## Given instruction:
Repeat the data below exactly, dropping any pictures it holds.

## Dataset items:
------------

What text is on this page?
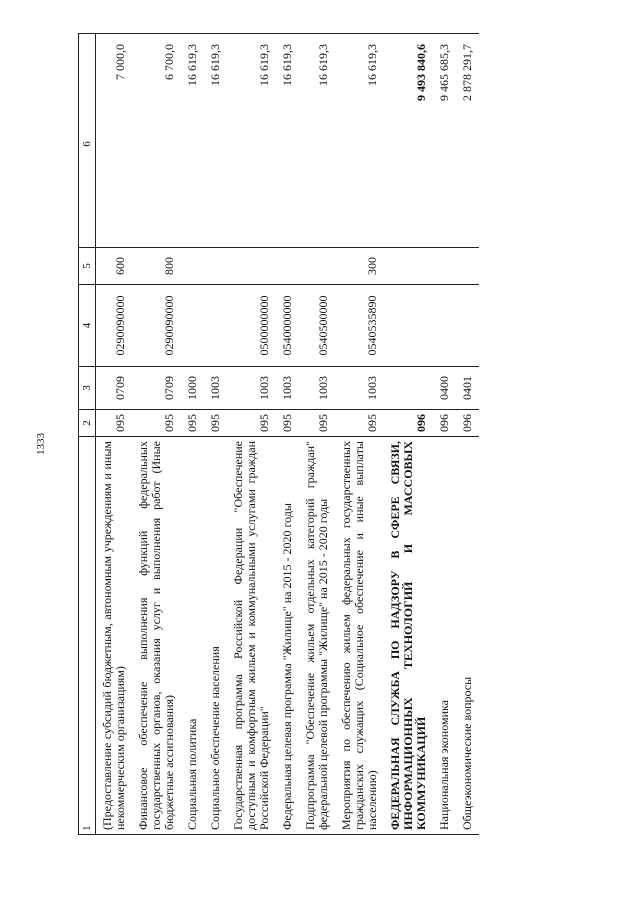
1333
1	2	3	4	5	6
(Предоставление субсидий бюджетным, автономным учреждениям и иным некоммерческим организациям)	095	0709	0290090000	600	7 000,0
Финансовое обеспечение выполнения функций федеральных государственных органов, оказания услуг и выполнения работ (Иные бюджетные ассигнования)	095	0709	0290090000	800	6 700,0
Социальная политика	095	1000			16 619,3
Социальное обеспечение населения	095	1003			16 619,3
Государственная программа Российской Федерации "Обеспечение доступным и комфортным жильем и коммунальными услугами граждан Российской Федерации"	095	1003	0500000000		16 619,3
Федеральная целевая программа "Жилище" на 2015 - 2020 годы	095	1003	0540000000		16 619,3
Подпрограмма "Обеспечение жильем отдельных категорий граждан" федеральной целевой программы "Жилище" на 2015 - 2020 годы	095	1003	0540500000		16 619,3
Мероприятия по обеспечению жильем федеральных государственных гражданских служащих (Социальное обеспечение и иные выплаты населению)	095	1003	0540535890	300	16 619,3
ФЕДЕРАЛЬНАЯ СЛУЖБА ПО НАДЗОРУ В СФЕРЕ СВЯЗИ, ИНФОРМАЦИОННЫХ ТЕХНОЛОГИЙ И МАССОВЫХ КОММУНИКАЦИЙ	096				9 493 840,6
Национальная экономика	096	0400			9 465 685,3
Общеэкономические вопросы	096	0401			2 878 291,7
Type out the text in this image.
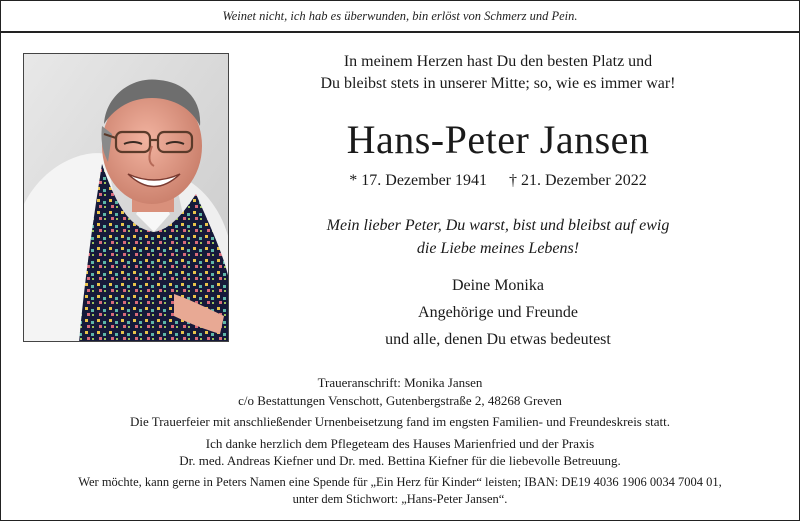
Weinet nicht, ich hab es überwunden, bin erlöst von Schmerz und Pein.
In meinem Herzen hast Du den besten Platz und
Du bleibst stets in unserer Mitte; so, wie es immer war!
Hans-Peter Jansen
* 17. Dezember 1941 † 21. Dezember 2022
Mein lieber Peter, Du warst, bist und bleibst auf ewig
die Liebe meines Lebens!
Deine Monika
Angehörige und Freunde
und alle, denen Du etwas bedeutest

Traueranschrift: Monika Jansen

c/o Bestattungen Venschott, Gutenbergstraße 2, 48268 Greven

Die Trauerfeier mit anschließender Urnenbeisetzung fand im engsten Familien- und Freundeskreis statt.

Ich danke herzlich dem Pflegeteam des Hauses Marienfried und der Praxis

Dr. med. Andreas Kiefner und Dr. med. Bettina Kiefner für die liebevolle Betreuung.

Wer möchte, kann gerne in Peters Namen eine Spende für „Ein Herz für Kinder“ leisten; IBAN: DE19 4036 1906 0034 7004 01,

unter dem Stichwort: „Hans-Peter Jansen“.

------------

## Result:
What text is on this page?
1333
1	2	3	4	5	6
(Предоставление субсидий бюджетным, автономным учреждениям и иным некоммерческим организациям)	095	0709	0290090000	600	7 000,0
Финансовое обеспечение выполнения функций федеральных государственных органов, оказания услуг и выполнения работ (Иные бюджетные ассигнования)	095	0709	0290090000	800	6 700,0
Социальная политика	095	1000			16 619,3
Социальное обеспечение населения	095	1003			16 619,3
Государственная программа Российской Федерации "Обеспечение доступным и комфортным жильем и коммунальными услугами граждан Российской Федерации"	095	1003	0500000000		16 619,3
Федеральная целевая программа "Жилище" на 2015 - 2020 годы	095	1003	0540000000		16 619,3
Подпрограмма "Обеспечение жильем отдельных категорий граждан" федеральной целевой программы "Жилище" на 2015 - 2020 годы	095	1003	0540500000		16 619,3
Мероприятия по обеспечению жильем федеральных государственных гражданских служащих (Социальное обеспечение и иные выплаты населению)	095	1003	0540535890	300	16 619,3
ФЕДЕРАЛЬНАЯ СЛУЖБА ПО НАДЗОРУ В СФЕРЕ СВЯЗИ, ИНФОРМАЦИОННЫХ ТЕХНОЛОГИЙ И МАССОВЫХ КОММУНИКАЦИЙ	096				9 493 840,6
Национальная экономика	096	0400			9 465 685,3
Общеэкономические вопросы	096	0401			2 878 291,7
Type out the text in this image.
Weinet nicht, ich hab es überwunden, bin erlöst von Schmerz und Pein.
In meinem Herzen hast Du den besten Platz und
Du bleibst stets in unserer Mitte; so, wie es immer war!
Hans-Peter Jansen
* 17. Dezember 1941 † 21. Dezember 2022
Mein lieber Peter, Du warst, bist und bleibst auf ewig
die Liebe meines Lebens!
Deine Monika
Angehörige und Freunde
und alle, denen Du etwas bedeutest

Traueranschrift: Monika Jansen

c/o Bestattungen Venschott, Gutenbergstraße 2, 48268 Greven

Die Trauerfeier mit anschließender Urnenbeisetzung fand im engsten Familien- und Freundeskreis statt.

Ich danke herzlich dem Pflegeteam des Hauses Marienfried und der Praxis

Dr. med. Andreas Kiefner und Dr. med. Bettina Kiefner für die liebevolle Betreuung.

Wer möchte, kann gerne in Peters Namen eine Spende für „Ein Herz für Kinder“ leisten; IBAN: DE19 4036 1906 0034 7004 01,

unter dem Stichwort: „Hans-Peter Jansen“.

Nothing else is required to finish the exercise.